◆ **EXERCISE BRIEF**
Copy every line from the one containing "file-icon xyxy=(27,599,45,617)" down to the one containing "page-title: Tambah Paket", both included, with no changes.

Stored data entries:
=-=-=-=-=

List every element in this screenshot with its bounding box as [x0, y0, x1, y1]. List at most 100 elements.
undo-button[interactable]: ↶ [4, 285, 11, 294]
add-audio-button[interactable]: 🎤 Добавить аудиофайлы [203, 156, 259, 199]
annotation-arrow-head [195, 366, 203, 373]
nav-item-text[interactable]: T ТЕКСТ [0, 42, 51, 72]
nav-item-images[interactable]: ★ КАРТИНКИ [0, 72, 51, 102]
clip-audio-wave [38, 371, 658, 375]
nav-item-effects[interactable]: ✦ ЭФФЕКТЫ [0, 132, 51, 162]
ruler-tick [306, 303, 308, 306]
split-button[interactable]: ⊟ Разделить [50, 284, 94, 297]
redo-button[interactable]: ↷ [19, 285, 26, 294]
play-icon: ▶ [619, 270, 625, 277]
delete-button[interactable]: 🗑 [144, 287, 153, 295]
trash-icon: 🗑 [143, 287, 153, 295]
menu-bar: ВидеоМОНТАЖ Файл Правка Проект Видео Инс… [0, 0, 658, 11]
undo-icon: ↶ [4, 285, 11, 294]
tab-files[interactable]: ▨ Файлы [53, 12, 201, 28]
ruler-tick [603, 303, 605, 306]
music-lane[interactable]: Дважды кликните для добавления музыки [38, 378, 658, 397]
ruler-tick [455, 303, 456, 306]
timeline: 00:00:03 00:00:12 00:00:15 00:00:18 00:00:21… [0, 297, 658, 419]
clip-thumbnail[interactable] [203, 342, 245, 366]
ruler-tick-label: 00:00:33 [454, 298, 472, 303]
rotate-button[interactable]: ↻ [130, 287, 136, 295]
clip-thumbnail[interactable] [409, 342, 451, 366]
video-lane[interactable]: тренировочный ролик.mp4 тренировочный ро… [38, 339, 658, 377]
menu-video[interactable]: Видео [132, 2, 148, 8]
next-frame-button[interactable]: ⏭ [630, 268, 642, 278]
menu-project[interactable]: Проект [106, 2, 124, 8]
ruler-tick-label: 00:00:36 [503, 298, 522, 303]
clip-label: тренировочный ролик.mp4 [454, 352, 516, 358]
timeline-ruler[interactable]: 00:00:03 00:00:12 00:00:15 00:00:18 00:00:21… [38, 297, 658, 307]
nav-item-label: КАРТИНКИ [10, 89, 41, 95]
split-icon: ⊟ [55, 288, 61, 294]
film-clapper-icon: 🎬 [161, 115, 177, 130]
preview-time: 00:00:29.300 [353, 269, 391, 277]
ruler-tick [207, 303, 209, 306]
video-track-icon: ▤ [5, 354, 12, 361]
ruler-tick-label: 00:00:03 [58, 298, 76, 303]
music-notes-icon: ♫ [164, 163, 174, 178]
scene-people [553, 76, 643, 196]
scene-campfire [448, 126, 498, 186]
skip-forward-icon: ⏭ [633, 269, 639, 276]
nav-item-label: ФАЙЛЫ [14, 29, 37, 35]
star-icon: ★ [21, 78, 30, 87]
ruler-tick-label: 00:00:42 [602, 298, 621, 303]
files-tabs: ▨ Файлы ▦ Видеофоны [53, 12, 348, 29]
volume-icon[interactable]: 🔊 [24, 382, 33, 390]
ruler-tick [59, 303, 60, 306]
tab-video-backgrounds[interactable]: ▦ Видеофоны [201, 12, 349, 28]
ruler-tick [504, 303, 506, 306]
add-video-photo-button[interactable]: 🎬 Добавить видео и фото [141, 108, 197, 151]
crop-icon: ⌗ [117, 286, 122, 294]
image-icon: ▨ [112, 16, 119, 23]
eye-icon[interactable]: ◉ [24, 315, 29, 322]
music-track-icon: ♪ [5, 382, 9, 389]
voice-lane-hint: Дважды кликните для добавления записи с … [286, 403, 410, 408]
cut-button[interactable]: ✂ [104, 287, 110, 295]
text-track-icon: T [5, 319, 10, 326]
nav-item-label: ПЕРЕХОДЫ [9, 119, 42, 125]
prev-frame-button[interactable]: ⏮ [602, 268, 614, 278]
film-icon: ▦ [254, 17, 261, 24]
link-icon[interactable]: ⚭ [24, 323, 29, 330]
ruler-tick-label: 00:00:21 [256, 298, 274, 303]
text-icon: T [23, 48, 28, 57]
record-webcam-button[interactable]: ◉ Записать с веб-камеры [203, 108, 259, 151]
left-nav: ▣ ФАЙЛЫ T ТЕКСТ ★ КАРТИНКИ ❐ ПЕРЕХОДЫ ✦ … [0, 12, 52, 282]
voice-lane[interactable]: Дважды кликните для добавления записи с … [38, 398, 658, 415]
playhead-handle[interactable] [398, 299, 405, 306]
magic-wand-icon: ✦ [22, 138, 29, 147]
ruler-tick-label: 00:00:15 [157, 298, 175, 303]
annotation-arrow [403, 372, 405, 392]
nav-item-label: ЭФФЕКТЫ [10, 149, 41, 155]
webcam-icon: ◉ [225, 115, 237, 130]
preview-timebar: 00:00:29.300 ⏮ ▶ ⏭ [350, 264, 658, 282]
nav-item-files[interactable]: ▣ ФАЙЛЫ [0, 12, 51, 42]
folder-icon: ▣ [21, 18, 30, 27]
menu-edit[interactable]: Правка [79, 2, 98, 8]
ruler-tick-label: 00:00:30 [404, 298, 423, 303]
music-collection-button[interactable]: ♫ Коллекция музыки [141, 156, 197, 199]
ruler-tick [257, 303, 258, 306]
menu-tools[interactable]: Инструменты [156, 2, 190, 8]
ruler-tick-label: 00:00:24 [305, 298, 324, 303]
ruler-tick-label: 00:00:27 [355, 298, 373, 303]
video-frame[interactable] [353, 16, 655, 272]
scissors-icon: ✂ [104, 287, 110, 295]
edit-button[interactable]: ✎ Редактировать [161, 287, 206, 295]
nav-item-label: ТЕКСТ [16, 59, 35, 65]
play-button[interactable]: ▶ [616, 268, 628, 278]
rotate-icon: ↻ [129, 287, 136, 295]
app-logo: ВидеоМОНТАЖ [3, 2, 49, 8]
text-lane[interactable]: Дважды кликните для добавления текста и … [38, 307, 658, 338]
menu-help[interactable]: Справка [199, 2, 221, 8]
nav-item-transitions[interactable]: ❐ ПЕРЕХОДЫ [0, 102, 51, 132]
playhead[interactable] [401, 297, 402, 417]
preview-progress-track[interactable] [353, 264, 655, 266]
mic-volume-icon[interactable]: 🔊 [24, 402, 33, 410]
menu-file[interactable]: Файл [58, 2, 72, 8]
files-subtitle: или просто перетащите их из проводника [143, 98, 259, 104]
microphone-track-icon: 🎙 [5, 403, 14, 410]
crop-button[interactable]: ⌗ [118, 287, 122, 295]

=-=-=-=-=

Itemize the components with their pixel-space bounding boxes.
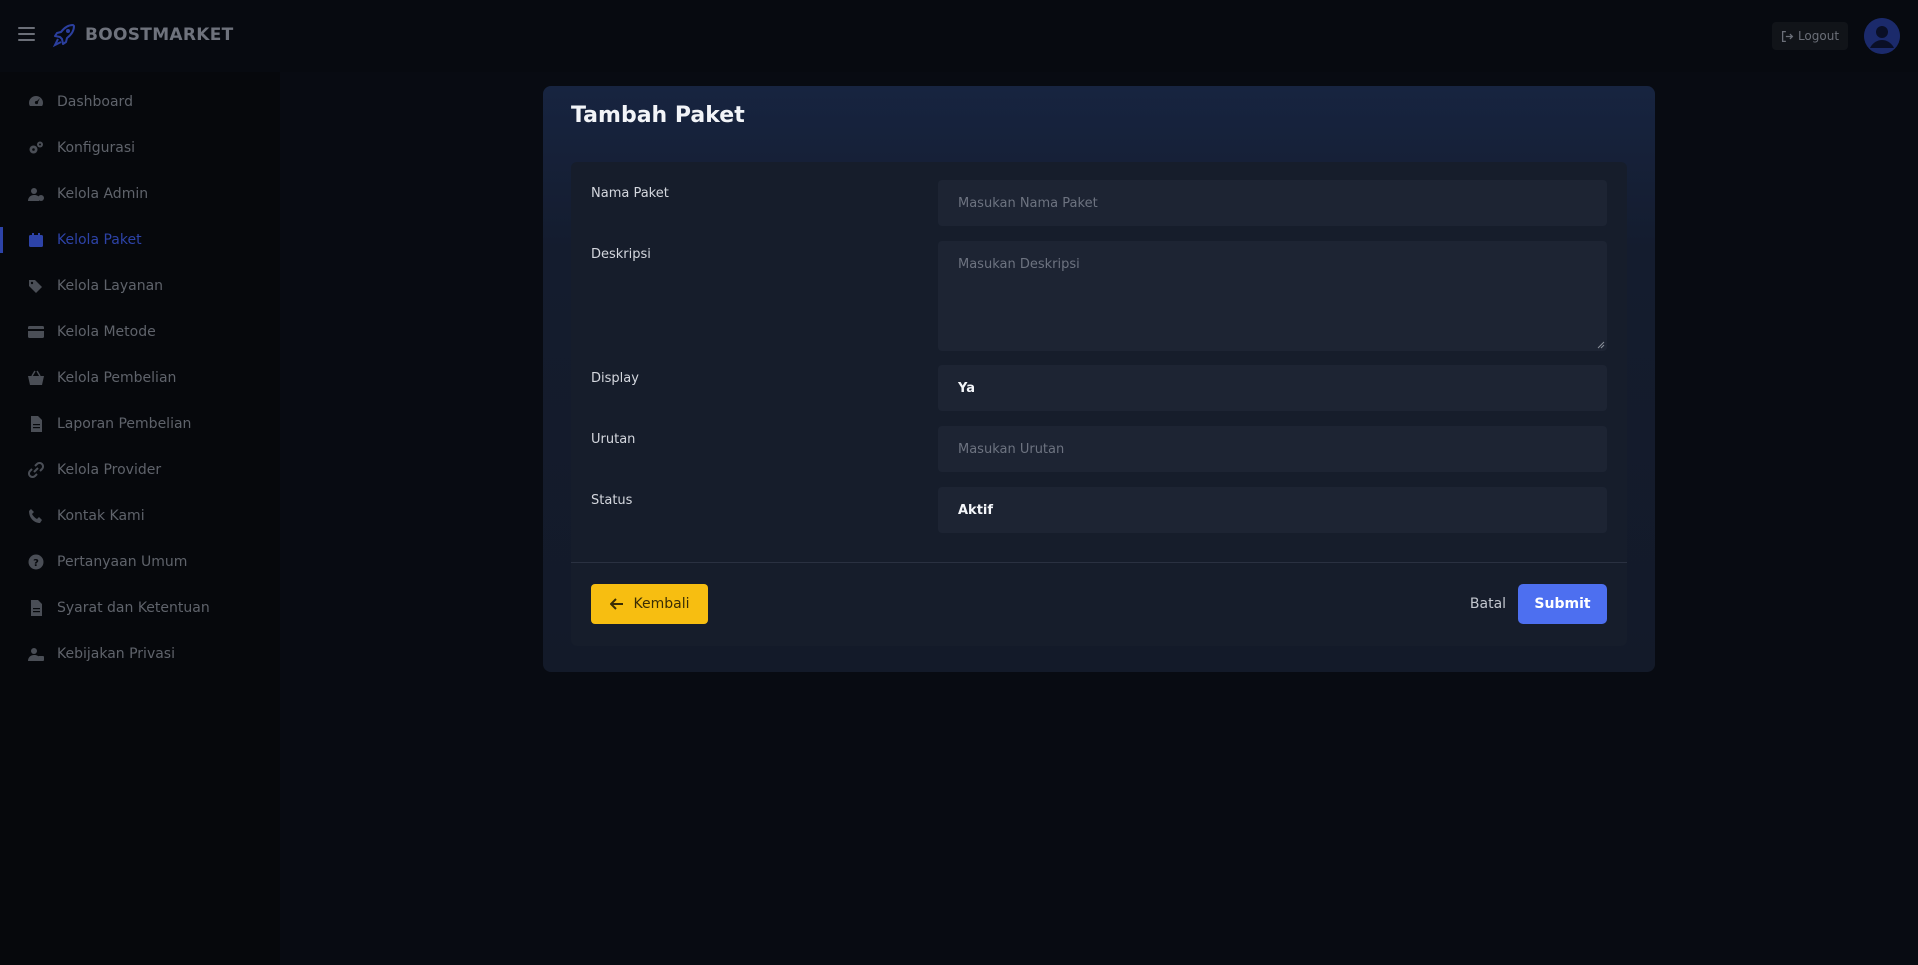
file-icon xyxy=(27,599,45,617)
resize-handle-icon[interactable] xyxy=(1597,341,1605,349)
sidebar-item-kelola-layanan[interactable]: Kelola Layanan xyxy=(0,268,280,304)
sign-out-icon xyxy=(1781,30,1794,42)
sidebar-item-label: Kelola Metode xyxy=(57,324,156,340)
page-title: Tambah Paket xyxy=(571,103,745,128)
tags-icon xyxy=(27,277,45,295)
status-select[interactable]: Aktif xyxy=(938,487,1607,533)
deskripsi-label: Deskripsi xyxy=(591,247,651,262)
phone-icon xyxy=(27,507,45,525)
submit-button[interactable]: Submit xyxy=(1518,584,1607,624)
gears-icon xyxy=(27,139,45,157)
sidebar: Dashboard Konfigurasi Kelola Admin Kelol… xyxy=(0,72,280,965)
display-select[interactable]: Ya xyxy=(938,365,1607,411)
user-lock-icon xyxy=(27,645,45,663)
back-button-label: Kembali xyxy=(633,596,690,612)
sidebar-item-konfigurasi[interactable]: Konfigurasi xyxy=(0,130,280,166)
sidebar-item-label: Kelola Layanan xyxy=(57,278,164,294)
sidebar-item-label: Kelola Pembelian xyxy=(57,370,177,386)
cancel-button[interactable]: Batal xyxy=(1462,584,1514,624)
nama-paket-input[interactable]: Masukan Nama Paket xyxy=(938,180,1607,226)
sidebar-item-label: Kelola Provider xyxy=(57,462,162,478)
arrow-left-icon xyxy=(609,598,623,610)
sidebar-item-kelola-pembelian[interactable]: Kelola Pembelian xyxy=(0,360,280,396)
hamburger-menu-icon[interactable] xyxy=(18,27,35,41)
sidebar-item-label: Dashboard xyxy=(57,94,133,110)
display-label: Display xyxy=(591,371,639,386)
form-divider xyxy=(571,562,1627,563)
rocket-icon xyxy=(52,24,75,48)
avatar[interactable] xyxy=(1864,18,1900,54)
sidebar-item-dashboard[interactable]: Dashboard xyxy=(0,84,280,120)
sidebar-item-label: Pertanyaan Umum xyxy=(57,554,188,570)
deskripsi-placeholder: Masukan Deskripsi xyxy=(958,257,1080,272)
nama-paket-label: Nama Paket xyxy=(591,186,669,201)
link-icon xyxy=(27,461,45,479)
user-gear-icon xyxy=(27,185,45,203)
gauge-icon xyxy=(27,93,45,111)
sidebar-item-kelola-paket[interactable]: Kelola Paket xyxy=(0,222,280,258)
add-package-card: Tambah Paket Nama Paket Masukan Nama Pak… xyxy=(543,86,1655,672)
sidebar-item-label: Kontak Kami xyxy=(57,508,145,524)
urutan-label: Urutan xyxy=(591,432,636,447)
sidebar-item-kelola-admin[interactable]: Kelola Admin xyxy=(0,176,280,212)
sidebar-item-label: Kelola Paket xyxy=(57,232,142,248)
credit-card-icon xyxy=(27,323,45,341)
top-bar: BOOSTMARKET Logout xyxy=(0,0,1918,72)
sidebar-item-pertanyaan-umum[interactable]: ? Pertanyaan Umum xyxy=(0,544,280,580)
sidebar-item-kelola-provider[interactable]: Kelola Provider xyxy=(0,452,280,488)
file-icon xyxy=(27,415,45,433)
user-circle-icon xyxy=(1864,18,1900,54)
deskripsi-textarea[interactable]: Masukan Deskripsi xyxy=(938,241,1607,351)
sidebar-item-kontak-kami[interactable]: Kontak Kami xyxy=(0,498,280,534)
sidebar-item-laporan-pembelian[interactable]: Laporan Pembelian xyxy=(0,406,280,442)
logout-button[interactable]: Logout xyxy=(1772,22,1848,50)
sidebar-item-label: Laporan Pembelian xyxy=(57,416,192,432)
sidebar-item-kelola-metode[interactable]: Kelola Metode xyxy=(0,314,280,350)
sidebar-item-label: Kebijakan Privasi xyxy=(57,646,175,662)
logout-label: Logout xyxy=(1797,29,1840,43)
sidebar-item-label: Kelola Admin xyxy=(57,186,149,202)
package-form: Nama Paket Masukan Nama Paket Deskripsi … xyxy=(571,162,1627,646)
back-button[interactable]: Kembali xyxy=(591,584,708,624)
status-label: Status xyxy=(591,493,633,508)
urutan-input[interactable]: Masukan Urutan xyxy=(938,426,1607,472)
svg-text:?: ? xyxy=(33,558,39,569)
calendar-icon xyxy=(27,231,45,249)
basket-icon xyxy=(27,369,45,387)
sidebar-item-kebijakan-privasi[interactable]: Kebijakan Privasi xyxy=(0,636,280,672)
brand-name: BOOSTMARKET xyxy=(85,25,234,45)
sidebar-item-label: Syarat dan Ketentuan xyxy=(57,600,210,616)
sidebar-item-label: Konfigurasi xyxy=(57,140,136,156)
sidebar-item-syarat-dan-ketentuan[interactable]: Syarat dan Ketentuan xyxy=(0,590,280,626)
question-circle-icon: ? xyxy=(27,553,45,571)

=-=-=-=-=

◆ **OUTPUT BELOW**
file-icon xyxy=(27,599,45,617)
resize-handle-icon[interactable] xyxy=(1597,341,1605,349)
sidebar-item-kelola-layanan[interactable]: Kelola Layanan xyxy=(0,268,280,304)
sign-out-icon xyxy=(1781,30,1794,42)
sidebar-item-label: Kelola Metode xyxy=(57,324,156,340)
page-title: Tambah Paket xyxy=(571,103,745,128)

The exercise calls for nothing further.